Aim of the task: Could you write out the records below exactly as they appear, leaving out any pictures?

Material:
++++++
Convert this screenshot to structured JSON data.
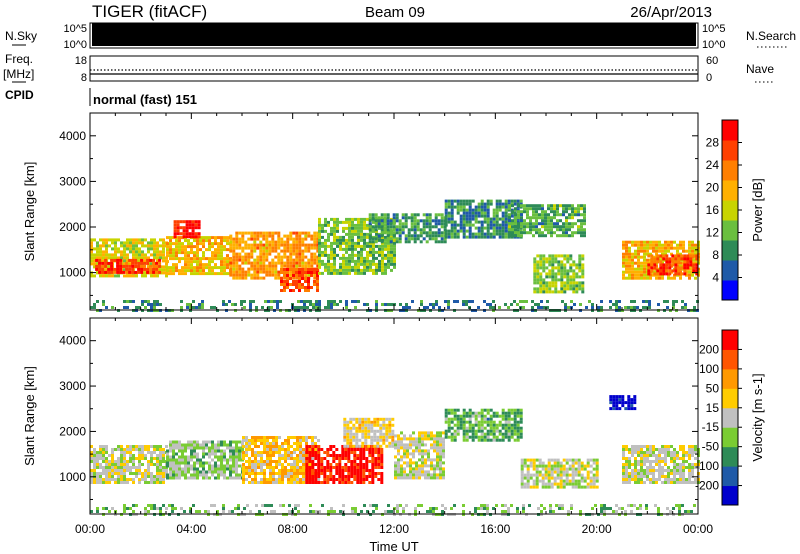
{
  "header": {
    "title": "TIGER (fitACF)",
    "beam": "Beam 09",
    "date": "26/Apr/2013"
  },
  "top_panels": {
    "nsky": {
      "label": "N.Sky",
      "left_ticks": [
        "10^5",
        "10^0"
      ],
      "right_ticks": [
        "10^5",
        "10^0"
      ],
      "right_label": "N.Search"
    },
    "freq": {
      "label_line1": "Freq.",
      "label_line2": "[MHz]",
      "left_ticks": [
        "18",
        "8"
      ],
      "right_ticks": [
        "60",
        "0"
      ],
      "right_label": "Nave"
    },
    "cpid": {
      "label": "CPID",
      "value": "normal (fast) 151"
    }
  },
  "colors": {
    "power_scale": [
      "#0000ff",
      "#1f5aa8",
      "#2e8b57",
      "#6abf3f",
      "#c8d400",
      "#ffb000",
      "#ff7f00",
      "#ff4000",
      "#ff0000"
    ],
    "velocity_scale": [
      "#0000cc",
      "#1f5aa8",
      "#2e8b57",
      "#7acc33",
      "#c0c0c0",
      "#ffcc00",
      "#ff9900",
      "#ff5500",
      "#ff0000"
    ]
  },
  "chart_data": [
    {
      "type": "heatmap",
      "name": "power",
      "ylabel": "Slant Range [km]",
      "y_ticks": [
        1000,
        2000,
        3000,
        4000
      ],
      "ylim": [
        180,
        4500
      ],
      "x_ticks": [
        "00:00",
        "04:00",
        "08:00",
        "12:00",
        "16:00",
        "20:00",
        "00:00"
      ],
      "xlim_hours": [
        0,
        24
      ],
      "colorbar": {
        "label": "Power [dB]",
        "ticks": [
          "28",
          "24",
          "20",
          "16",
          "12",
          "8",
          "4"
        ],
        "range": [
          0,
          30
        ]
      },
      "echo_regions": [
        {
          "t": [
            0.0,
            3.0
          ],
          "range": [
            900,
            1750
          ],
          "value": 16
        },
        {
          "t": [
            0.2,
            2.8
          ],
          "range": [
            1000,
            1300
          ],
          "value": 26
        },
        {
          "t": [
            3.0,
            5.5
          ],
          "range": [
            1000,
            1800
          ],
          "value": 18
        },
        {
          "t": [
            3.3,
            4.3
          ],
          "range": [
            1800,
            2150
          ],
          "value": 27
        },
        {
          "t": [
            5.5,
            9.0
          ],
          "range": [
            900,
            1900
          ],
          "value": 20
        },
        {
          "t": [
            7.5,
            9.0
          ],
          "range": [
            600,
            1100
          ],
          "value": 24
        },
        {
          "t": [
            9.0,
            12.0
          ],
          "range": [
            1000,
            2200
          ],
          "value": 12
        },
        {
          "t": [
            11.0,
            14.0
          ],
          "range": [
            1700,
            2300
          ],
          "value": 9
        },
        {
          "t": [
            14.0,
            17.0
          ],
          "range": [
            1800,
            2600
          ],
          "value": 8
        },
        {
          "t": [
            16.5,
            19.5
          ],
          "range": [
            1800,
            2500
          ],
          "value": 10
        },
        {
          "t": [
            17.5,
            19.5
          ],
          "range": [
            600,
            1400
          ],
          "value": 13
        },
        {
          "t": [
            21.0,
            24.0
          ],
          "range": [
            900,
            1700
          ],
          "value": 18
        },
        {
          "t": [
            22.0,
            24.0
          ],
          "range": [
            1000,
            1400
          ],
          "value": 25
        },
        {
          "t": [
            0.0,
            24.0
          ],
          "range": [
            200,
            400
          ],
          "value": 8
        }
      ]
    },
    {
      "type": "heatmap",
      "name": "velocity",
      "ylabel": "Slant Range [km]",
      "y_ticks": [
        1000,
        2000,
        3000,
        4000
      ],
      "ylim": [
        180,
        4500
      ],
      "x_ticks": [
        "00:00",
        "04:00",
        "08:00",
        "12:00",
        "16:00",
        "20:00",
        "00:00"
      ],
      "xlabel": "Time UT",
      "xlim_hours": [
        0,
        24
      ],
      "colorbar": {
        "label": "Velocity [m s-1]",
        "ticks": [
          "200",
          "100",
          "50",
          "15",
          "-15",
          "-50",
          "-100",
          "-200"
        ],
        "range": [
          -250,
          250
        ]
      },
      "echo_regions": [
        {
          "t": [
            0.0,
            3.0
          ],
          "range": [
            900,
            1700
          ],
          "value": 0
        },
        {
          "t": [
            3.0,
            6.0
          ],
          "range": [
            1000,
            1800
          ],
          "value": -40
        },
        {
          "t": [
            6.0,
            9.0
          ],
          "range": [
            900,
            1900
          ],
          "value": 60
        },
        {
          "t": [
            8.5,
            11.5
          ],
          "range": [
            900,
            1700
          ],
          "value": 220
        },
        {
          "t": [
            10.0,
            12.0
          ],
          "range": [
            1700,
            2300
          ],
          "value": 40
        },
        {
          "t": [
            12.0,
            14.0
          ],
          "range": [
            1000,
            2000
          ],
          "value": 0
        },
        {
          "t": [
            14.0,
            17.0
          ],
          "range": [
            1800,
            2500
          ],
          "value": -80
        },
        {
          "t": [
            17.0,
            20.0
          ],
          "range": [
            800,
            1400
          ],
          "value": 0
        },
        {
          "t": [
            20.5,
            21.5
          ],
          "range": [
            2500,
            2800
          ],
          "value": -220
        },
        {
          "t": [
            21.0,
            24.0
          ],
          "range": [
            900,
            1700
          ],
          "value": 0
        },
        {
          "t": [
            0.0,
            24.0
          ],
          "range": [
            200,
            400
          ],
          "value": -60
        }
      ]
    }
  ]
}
++++++
Task solution:
Convert this screenshot to structured JSON data.
{
  "header": {
    "title": "TIGER (fitACF)",
    "beam": "Beam 09",
    "date": "26/Apr/2013"
  },
  "top_panels": {
    "nsky": {
      "label": "N.Sky",
      "left_ticks": [
        "10^5",
        "10^0"
      ],
      "right_ticks": [
        "10^5",
        "10^0"
      ],
      "right_label": "N.Search"
    },
    "freq": {
      "label_line1": "Freq.",
      "label_line2": "[MHz]",
      "left_ticks": [
        "18",
        "8"
      ],
      "right_ticks": [
        "60",
        "0"
      ],
      "right_label": "Nave"
    },
    "cpid": {
      "label": "CPID",
      "value": "normal (fast) 151"
    }
  },
  "colors": {
    "power_scale": [
      "#0000ff",
      "#1f5aa8",
      "#2e8b57",
      "#6abf3f",
      "#c8d400",
      "#ffb000",
      "#ff7f00",
      "#ff4000",
      "#ff0000"
    ],
    "velocity_scale": [
      "#0000cc",
      "#1f5aa8",
      "#2e8b57",
      "#7acc33",
      "#c0c0c0",
      "#ffcc00",
      "#ff9900",
      "#ff5500",
      "#ff0000"
    ]
  },
  "chart_data": [
    {
      "type": "heatmap",
      "name": "power",
      "ylabel": "Slant Range [km]",
      "y_ticks": [
        1000,
        2000,
        3000,
        4000
      ],
      "ylim": [
        180,
        4500
      ],
      "x_ticks": [
        "00:00",
        "04:00",
        "08:00",
        "12:00",
        "16:00",
        "20:00",
        "00:00"
      ],
      "xlim_hours": [
        0,
        24
      ],
      "colorbar": {
        "label": "Power [dB]",
        "ticks": [
          "28",
          "24",
          "20",
          "16",
          "12",
          "8",
          "4"
        ],
        "range": [
          0,
          30
        ]
      },
      "echo_regions": [
        {
          "t": [
            0.0,
            3.0
          ],
          "range": [
            900,
            1750
          ],
          "value": 16
        },
        {
          "t": [
            0.2,
            2.8
          ],
          "range": [
            1000,
            1300
          ],
          "value": 26
        },
        {
          "t": [
            3.0,
            5.5
          ],
          "range": [
            1000,
            1800
          ],
          "value": 18
        },
        {
          "t": [
            3.3,
            4.3
          ],
          "range": [
            1800,
            2150
          ],
          "value": 27
        },
        {
          "t": [
            5.5,
            9.0
          ],
          "range": [
            900,
            1900
          ],
          "value": 20
        },
        {
          "t": [
            7.5,
            9.0
          ],
          "range": [
            600,
            1100
          ],
          "value": 24
        },
        {
          "t": [
            9.0,
            12.0
          ],
          "range": [
            1000,
            2200
          ],
          "value": 12
        },
        {
          "t": [
            11.0,
            14.0
          ],
          "range": [
            1700,
            2300
          ],
          "value": 9
        },
        {
          "t": [
            14.0,
            17.0
          ],
          "range": [
            1800,
            2600
          ],
          "value": 8
        },
        {
          "t": [
            16.5,
            19.5
          ],
          "range": [
            1800,
            2500
          ],
          "value": 10
        },
        {
          "t": [
            17.5,
            19.5
          ],
          "range": [
            600,
            1400
          ],
          "value": 13
        },
        {
          "t": [
            21.0,
            24.0
          ],
          "range": [
            900,
            1700
          ],
          "value": 18
        },
        {
          "t": [
            22.0,
            24.0
          ],
          "range": [
            1000,
            1400
          ],
          "value": 25
        },
        {
          "t": [
            0.0,
            24.0
          ],
          "range": [
            200,
            400
          ],
          "value": 8
        }
      ]
    },
    {
      "type": "heatmap",
      "name": "velocity",
      "ylabel": "Slant Range [km]",
      "y_ticks": [
        1000,
        2000,
        3000,
        4000
      ],
      "ylim": [
        180,
        4500
      ],
      "x_ticks": [
        "00:00",
        "04:00",
        "08:00",
        "12:00",
        "16:00",
        "20:00",
        "00:00"
      ],
      "xlabel": "Time UT",
      "xlim_hours": [
        0,
        24
      ],
      "colorbar": {
        "label": "Velocity [m s-1]",
        "ticks": [
          "200",
          "100",
          "50",
          "15",
          "-15",
          "-50",
          "-100",
          "-200"
        ],
        "range": [
          -250,
          250
        ]
      },
      "echo_regions": [
        {
          "t": [
            0.0,
            3.0
          ],
          "range": [
            900,
            1700
          ],
          "value": 0
        },
        {
          "t": [
            3.0,
            6.0
          ],
          "range": [
            1000,
            1800
          ],
          "value": -40
        },
        {
          "t": [
            6.0,
            9.0
          ],
          "range": [
            900,
            1900
          ],
          "value": 60
        },
        {
          "t": [
            8.5,
            11.5
          ],
          "range": [
            900,
            1700
          ],
          "value": 220
        },
        {
          "t": [
            10.0,
            12.0
          ],
          "range": [
            1700,
            2300
          ],
          "value": 40
        },
        {
          "t": [
            12.0,
            14.0
          ],
          "range": [
            1000,
            2000
          ],
          "value": 0
        },
        {
          "t": [
            14.0,
            17.0
          ],
          "range": [
            1800,
            2500
          ],
          "value": -80
        },
        {
          "t": [
            17.0,
            20.0
          ],
          "range": [
            800,
            1400
          ],
          "value": 0
        },
        {
          "t": [
            20.5,
            21.5
          ],
          "range": [
            2500,
            2800
          ],
          "value": -220
        },
        {
          "t": [
            21.0,
            24.0
          ],
          "range": [
            900,
            1700
          ],
          "value": 0
        },
        {
          "t": [
            0.0,
            24.0
          ],
          "range": [
            200,
            400
          ],
          "value": -60
        }
      ]
    }
  ]
}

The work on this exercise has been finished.